---- Input data

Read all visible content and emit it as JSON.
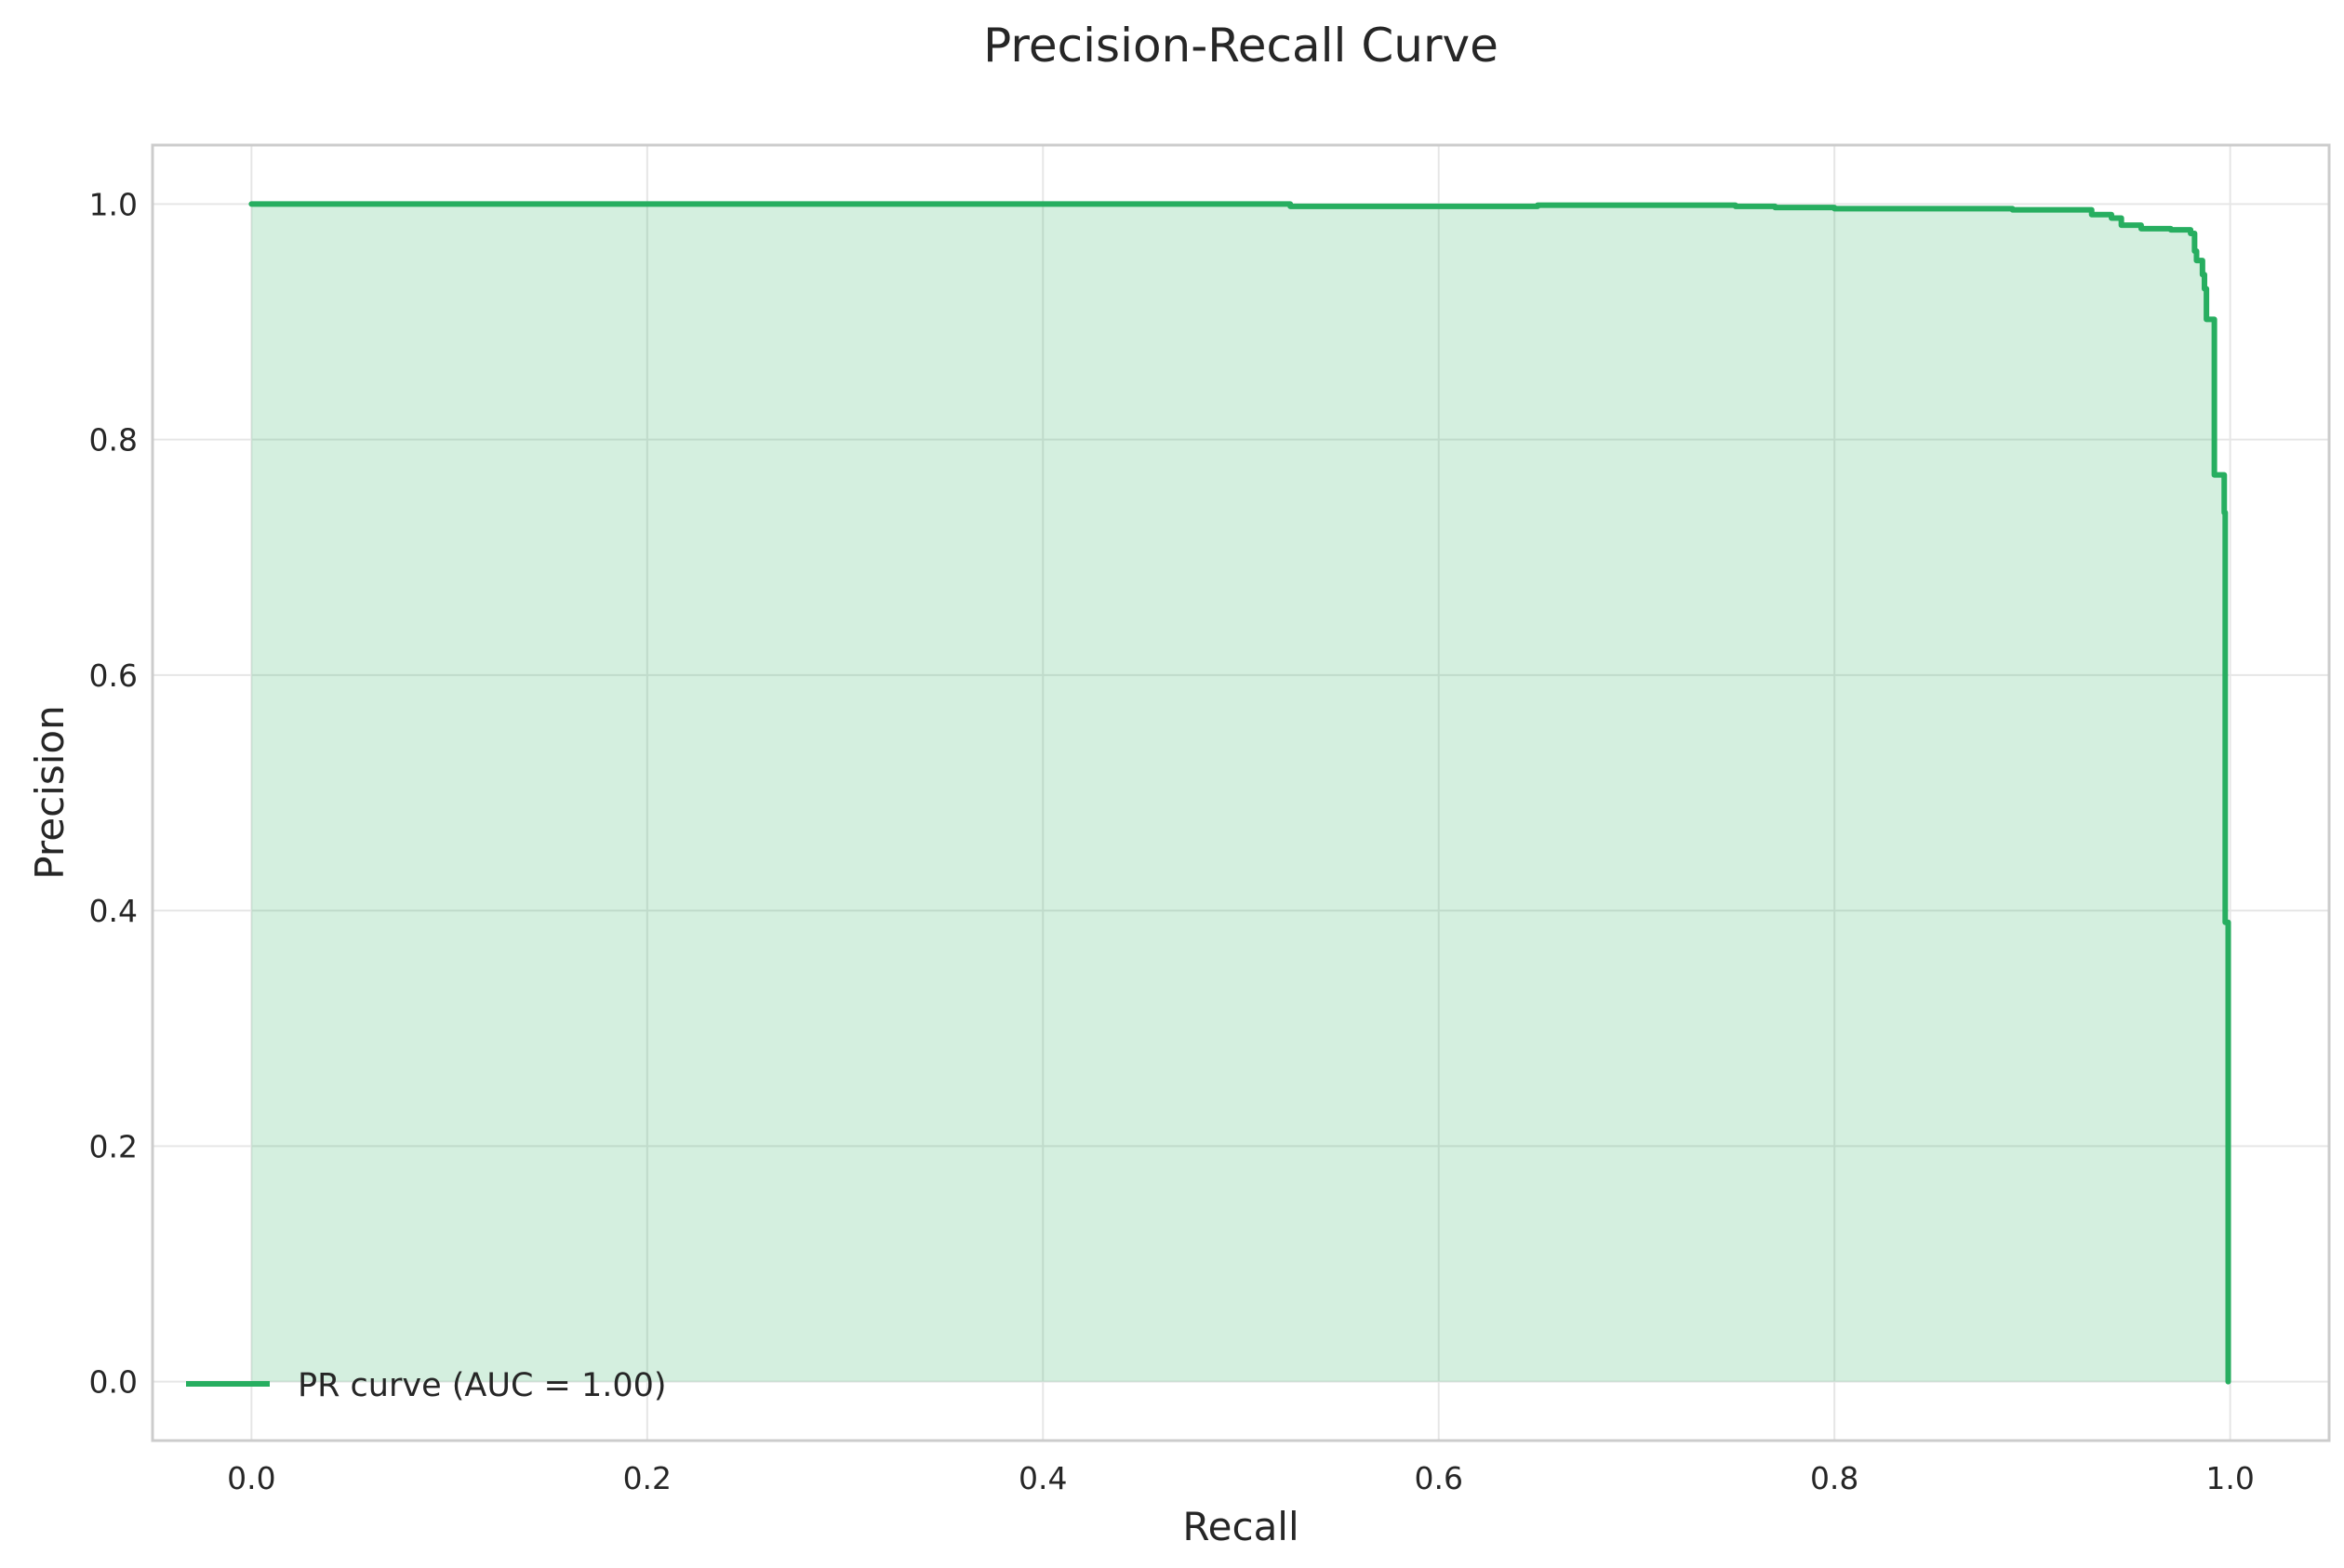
{
  "colors": {
    "curve": "#27ae60",
    "fill": "#27ae60",
    "fill_opacity": 0.2,
    "grid": "#e6e6e6",
    "spine": "#cccccc",
    "text": "#262626"
  },
  "chart_data": {
    "type": "area",
    "title": "Precision-Recall Curve",
    "xlabel": "Recall",
    "ylabel": "Precision",
    "xlim": [
      -0.05,
      1.05
    ],
    "ylim": [
      -0.05,
      1.05
    ],
    "xticks": [
      0.0,
      0.2,
      0.4,
      0.6,
      0.8,
      1.0
    ],
    "xtick_labels": [
      "0.0",
      "0.2",
      "0.4",
      "0.6",
      "0.8",
      "1.0"
    ],
    "yticks": [
      0.0,
      0.2,
      0.4,
      0.6,
      0.8,
      1.0
    ],
    "ytick_labels": [
      "0.0",
      "0.2",
      "0.4",
      "0.6",
      "0.8",
      "1.0"
    ],
    "grid": true,
    "legend_position": "lower-left",
    "series": [
      {
        "name": "PR curve (AUC = 1.00)",
        "step": true,
        "points": [
          [
            0.0,
            1.0
          ],
          [
            0.525,
            1.0
          ],
          [
            0.525,
            0.998
          ],
          [
            0.65,
            0.998
          ],
          [
            0.65,
            0.999
          ],
          [
            0.75,
            0.999
          ],
          [
            0.75,
            0.998
          ],
          [
            0.77,
            0.998
          ],
          [
            0.77,
            0.997
          ],
          [
            0.8,
            0.997
          ],
          [
            0.8,
            0.996
          ],
          [
            0.89,
            0.996
          ],
          [
            0.89,
            0.995
          ],
          [
            0.93,
            0.995
          ],
          [
            0.93,
            0.991
          ],
          [
            0.94,
            0.991
          ],
          [
            0.94,
            0.988
          ],
          [
            0.945,
            0.988
          ],
          [
            0.945,
            0.982
          ],
          [
            0.955,
            0.982
          ],
          [
            0.955,
            0.979
          ],
          [
            0.97,
            0.979
          ],
          [
            0.97,
            0.978
          ],
          [
            0.98,
            0.978
          ],
          [
            0.98,
            0.975
          ],
          [
            0.982,
            0.975
          ],
          [
            0.982,
            0.96
          ],
          [
            0.983,
            0.96
          ],
          [
            0.983,
            0.952
          ],
          [
            0.986,
            0.952
          ],
          [
            0.986,
            0.94
          ],
          [
            0.987,
            0.94
          ],
          [
            0.987,
            0.928
          ],
          [
            0.988,
            0.928
          ],
          [
            0.988,
            0.902
          ],
          [
            0.992,
            0.902
          ],
          [
            0.992,
            0.77
          ],
          [
            0.997,
            0.77
          ],
          [
            0.997,
            0.738
          ],
          [
            0.9975,
            0.738
          ],
          [
            0.9975,
            0.39
          ],
          [
            0.999,
            0.39
          ],
          [
            0.999,
            0.0
          ]
        ]
      }
    ]
  }
}
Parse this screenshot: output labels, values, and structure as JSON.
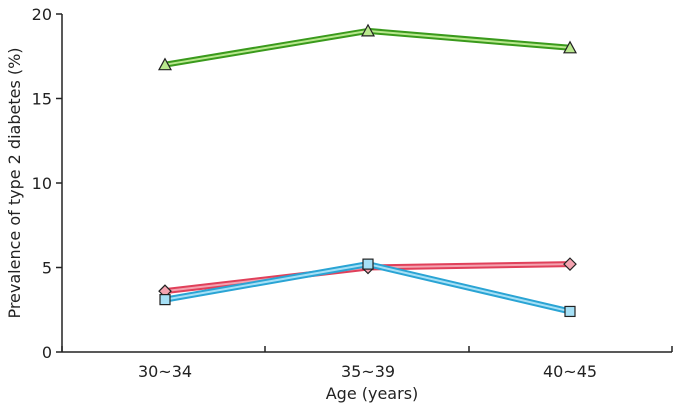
{
  "chart_data": {
    "type": "line",
    "categories": [
      "30~34",
      "35~39",
      "40~45"
    ],
    "xlabel": "Age (years)",
    "ylabel": "Prevalence of type 2 diabetes (%)",
    "ylim": [
      0,
      20
    ],
    "yticks": [
      "0",
      "5",
      "10",
      "15",
      "20"
    ],
    "grid": false,
    "series": [
      {
        "values": [
          17.0,
          19.0,
          18.0
        ],
        "marker": "triangle",
        "color": "#3a9a1c",
        "fill": "#b9e88e"
      },
      {
        "values": [
          3.6,
          5.0,
          5.2
        ],
        "marker": "diamond",
        "color": "#e0405a",
        "fill": "#f4a3b0"
      },
      {
        "values": [
          3.1,
          5.2,
          2.4
        ],
        "marker": "square",
        "color": "#2aa4d4",
        "fill": "#a6e0f6"
      }
    ]
  }
}
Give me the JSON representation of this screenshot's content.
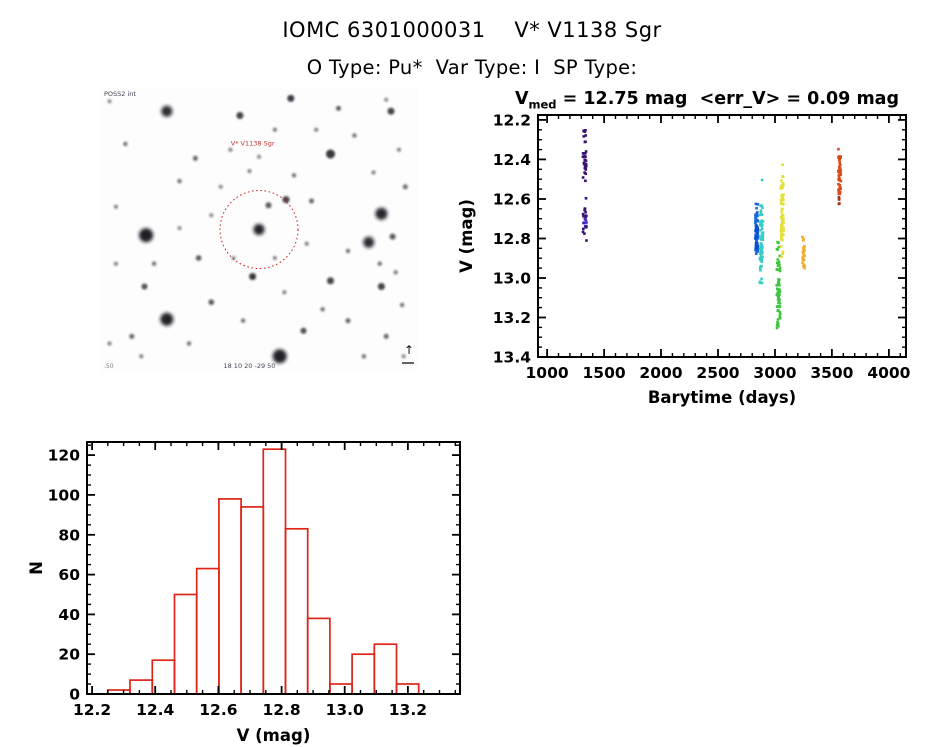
{
  "page": {
    "title": "IOMC 6301000031    V* V1138 Sgr",
    "subtitle": "O Type: Pu*  Var Type: I  SP Type:"
  },
  "finder": {
    "label": "V* V1138 Sgr",
    "survey_text": "POSS2 int",
    "coords_text": "18 10 20 -29 50",
    "corner_mark": ".50",
    "compass_arrow": "↑",
    "circle_color": "#cc2222",
    "star_color": "#12121a",
    "stars": [
      [
        0.5,
        0.5,
        5.5,
        0.95,
        1
      ],
      [
        0.145,
        0.52,
        7.0,
        0.97,
        1
      ],
      [
        0.21,
        0.815,
        6.5,
        0.95
      ],
      [
        0.565,
        0.945,
        7.0,
        0.95
      ],
      [
        0.885,
        0.445,
        6.0,
        0.93
      ],
      [
        0.845,
        0.545,
        5.5,
        0.9
      ],
      [
        0.21,
        0.085,
        5.5,
        0.9
      ],
      [
        0.725,
        0.235,
        4.5,
        0.85
      ],
      [
        0.44,
        0.1,
        3.5,
        0.8
      ],
      [
        0.6,
        0.04,
        3.5,
        0.85
      ],
      [
        0.915,
        0.085,
        3.5,
        0.8
      ],
      [
        0.53,
        0.415,
        3.0,
        0.7
      ],
      [
        0.585,
        0.395,
        3.5,
        0.8
      ],
      [
        0.48,
        0.665,
        3.5,
        0.85
      ],
      [
        0.725,
        0.68,
        3.5,
        0.8
      ],
      [
        0.885,
        0.7,
        3.5,
        0.8
      ],
      [
        0.14,
        0.7,
        3.0,
        0.75
      ],
      [
        0.31,
        0.6,
        2.8,
        0.7
      ],
      [
        0.665,
        0.4,
        2.5,
        0.65
      ],
      [
        0.92,
        0.525,
        3.0,
        0.7
      ],
      [
        0.35,
        0.755,
        2.8,
        0.7
      ],
      [
        0.64,
        0.855,
        3.0,
        0.75
      ],
      [
        0.3,
        0.25,
        2.5,
        0.65
      ],
      [
        0.61,
        0.31,
        2.2,
        0.6
      ],
      [
        0.75,
        0.075,
        2.5,
        0.7
      ],
      [
        0.08,
        0.2,
        2.2,
        0.6
      ],
      [
        0.25,
        0.33,
        2.2,
        0.6
      ],
      [
        0.41,
        0.22,
        2.0,
        0.55
      ],
      [
        0.55,
        0.15,
        2.0,
        0.6
      ],
      [
        0.68,
        0.15,
        2.0,
        0.55
      ],
      [
        0.8,
        0.17,
        2.2,
        0.6
      ],
      [
        0.05,
        0.42,
        2.0,
        0.55
      ],
      [
        0.35,
        0.45,
        2.0,
        0.5
      ],
      [
        0.65,
        0.55,
        2.0,
        0.55
      ],
      [
        0.78,
        0.575,
        2.2,
        0.6
      ],
      [
        0.05,
        0.62,
        2.0,
        0.55
      ],
      [
        0.17,
        0.62,
        2.2,
        0.6
      ],
      [
        0.42,
        0.6,
        2.0,
        0.5
      ],
      [
        0.55,
        0.6,
        2.0,
        0.55
      ],
      [
        0.88,
        0.62,
        2.2,
        0.6
      ],
      [
        0.1,
        0.875,
        2.5,
        0.65
      ],
      [
        0.28,
        0.9,
        2.2,
        0.6
      ],
      [
        0.45,
        0.82,
        2.2,
        0.6
      ],
      [
        0.78,
        0.82,
        2.5,
        0.65
      ],
      [
        0.9,
        0.875,
        2.5,
        0.65
      ],
      [
        0.95,
        0.765,
        2.2,
        0.6
      ],
      [
        0.38,
        0.35,
        2.0,
        0.5
      ],
      [
        0.47,
        0.295,
        2.0,
        0.55
      ],
      [
        0.86,
        0.3,
        2.0,
        0.55
      ],
      [
        0.94,
        0.22,
        2.0,
        0.55
      ],
      [
        0.7,
        0.78,
        2.2,
        0.6
      ],
      [
        0.58,
        0.72,
        2.0,
        0.55
      ],
      [
        0.25,
        0.495,
        2.0,
        0.5
      ],
      [
        0.03,
        0.9,
        2.0,
        0.55
      ],
      [
        0.13,
        0.945,
        2.0,
        0.55
      ],
      [
        0.83,
        0.945,
        2.2,
        0.6
      ],
      [
        0.955,
        0.945,
        2.0,
        0.5
      ],
      [
        0.5,
        0.245,
        2.0,
        0.5
      ],
      [
        0.9,
        0.045,
        2.0,
        0.5
      ],
      [
        0.03,
        0.05,
        2.0,
        0.5
      ],
      [
        0.96,
        0.35,
        2.5,
        0.6
      ],
      [
        0.93,
        0.65,
        2.2,
        0.55
      ]
    ]
  },
  "chart_data": [
    {
      "type": "scatter",
      "title": "V_med = 12.75 mag <err_V> = 0.09 mag",
      "title_parts": {
        "prefix": "V",
        "sub": "med",
        "rest": " = 12.75 mag  <err_V> = 0.09 mag"
      },
      "v_med": 12.75,
      "err_v_mean": 0.09,
      "xlabel": "Barytime (days)",
      "ylabel": "V (mag)",
      "xlim": [
        920,
        4150
      ],
      "ylim": [
        12.175,
        13.4
      ],
      "y_axis_inverted": true,
      "x_ticks": [
        1000,
        1500,
        2000,
        2500,
        3000,
        3500,
        4000
      ],
      "x_minor_step": 100,
      "y_ticks": [
        12.2,
        12.4,
        12.6,
        12.8,
        13.0,
        13.2,
        13.4
      ],
      "y_minor_step": 0.05,
      "grid": false,
      "clusters": [
        {
          "name": "epoch-1330",
          "color": "#38106e",
          "x": 1330,
          "jx": 16,
          "segments": [
            {
              "v0": 12.25,
              "v1": 12.31,
              "n": 6
            },
            {
              "v0": 12.31,
              "v1": 12.47,
              "n": 24
            },
            {
              "v0": 12.47,
              "v1": 12.51,
              "n": 3
            },
            {
              "v0": 12.59,
              "v1": 12.61,
              "n": 1
            },
            {
              "v0": 12.64,
              "v1": 12.67,
              "n": 3
            },
            {
              "v0": 12.66,
              "v1": 12.7,
              "n": 6
            },
            {
              "v0": 12.69,
              "v1": 12.74,
              "n": 8,
              "color": "#4326c4"
            },
            {
              "v0": 12.74,
              "v1": 12.78,
              "n": 5
            },
            {
              "v0": 12.8,
              "v1": 12.82,
              "n": 1
            }
          ]
        },
        {
          "name": "epoch-2840",
          "color": "#1668d8",
          "x": 2840,
          "jx": 12,
          "segments": [
            {
              "v0": 12.62,
              "v1": 12.68,
              "n": 6
            },
            {
              "v0": 12.68,
              "v1": 12.88,
              "n": 60
            },
            {
              "v0": 12.73,
              "v1": 12.86,
              "n": 25,
              "color": "#0b4ecb"
            }
          ]
        },
        {
          "name": "epoch-2880",
          "color": "#37cdc6",
          "x": 2882,
          "jx": 14,
          "segments": [
            {
              "v0": 12.5,
              "v1": 12.52,
              "n": 1
            },
            {
              "v0": 12.62,
              "v1": 12.7,
              "n": 8
            },
            {
              "v0": 12.7,
              "v1": 12.96,
              "n": 55
            },
            {
              "v0": 12.96,
              "v1": 13.03,
              "n": 5
            }
          ]
        },
        {
          "name": "epoch-3030",
          "color": "#3fc43f",
          "x": 3030,
          "jx": 16,
          "segments": [
            {
              "v0": 12.81,
              "v1": 12.91,
              "n": 7
            },
            {
              "v0": 12.91,
              "v1": 12.97,
              "n": 12
            },
            {
              "v0": 13.0,
              "v1": 13.26,
              "n": 42
            }
          ]
        },
        {
          "name": "epoch-3065",
          "color": "#e3e038",
          "x": 3064,
          "jx": 12,
          "segments": [
            {
              "v0": 12.41,
              "v1": 12.43,
              "n": 1
            },
            {
              "v0": 12.48,
              "v1": 12.63,
              "n": 28
            },
            {
              "v0": 12.63,
              "v1": 12.82,
              "n": 35
            },
            {
              "v0": 12.84,
              "v1": 12.9,
              "n": 4
            }
          ]
        },
        {
          "name": "epoch-3250",
          "color": "#f0ac30",
          "x": 3250,
          "jx": 10,
          "segments": [
            {
              "v0": 12.78,
              "v1": 12.96,
              "n": 26
            }
          ]
        },
        {
          "name": "epoch-3570",
          "color": "#dc4a18",
          "x": 3568,
          "jx": 12,
          "segments": [
            {
              "v0": 12.33,
              "v1": 12.35,
              "n": 1
            },
            {
              "v0": 12.38,
              "v1": 12.58,
              "n": 40
            },
            {
              "v0": 12.58,
              "v1": 12.63,
              "n": 5,
              "color": "#a83212"
            }
          ]
        }
      ]
    },
    {
      "type": "bar",
      "title": "",
      "xlabel": "V (mag)",
      "ylabel": "N",
      "xlim": [
        12.184,
        13.365
      ],
      "ylim": [
        0,
        126.6
      ],
      "bin_start": 12.25,
      "bin_width": 0.0703,
      "values": [
        2,
        7,
        17,
        50,
        63,
        98,
        94,
        123,
        83,
        38,
        5,
        20,
        25,
        5
      ],
      "x_ticks": [
        12.2,
        12.4,
        12.6,
        12.8,
        13.0,
        13.2
      ],
      "x_minor_step": 0.05,
      "y_ticks": [
        0,
        20,
        40,
        60,
        80,
        100,
        120
      ],
      "y_minor_step": 5,
      "bar_color": "#dd2618",
      "grid": false
    }
  ]
}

--------

What is being asked:
Pick out each line containing "JSON" and report it.

Task response:
Read all visible content and emit it as JSON.
Parse this screenshot: output labels, values, and structure as JSON.
Give me the JSON representation of this screenshot's content.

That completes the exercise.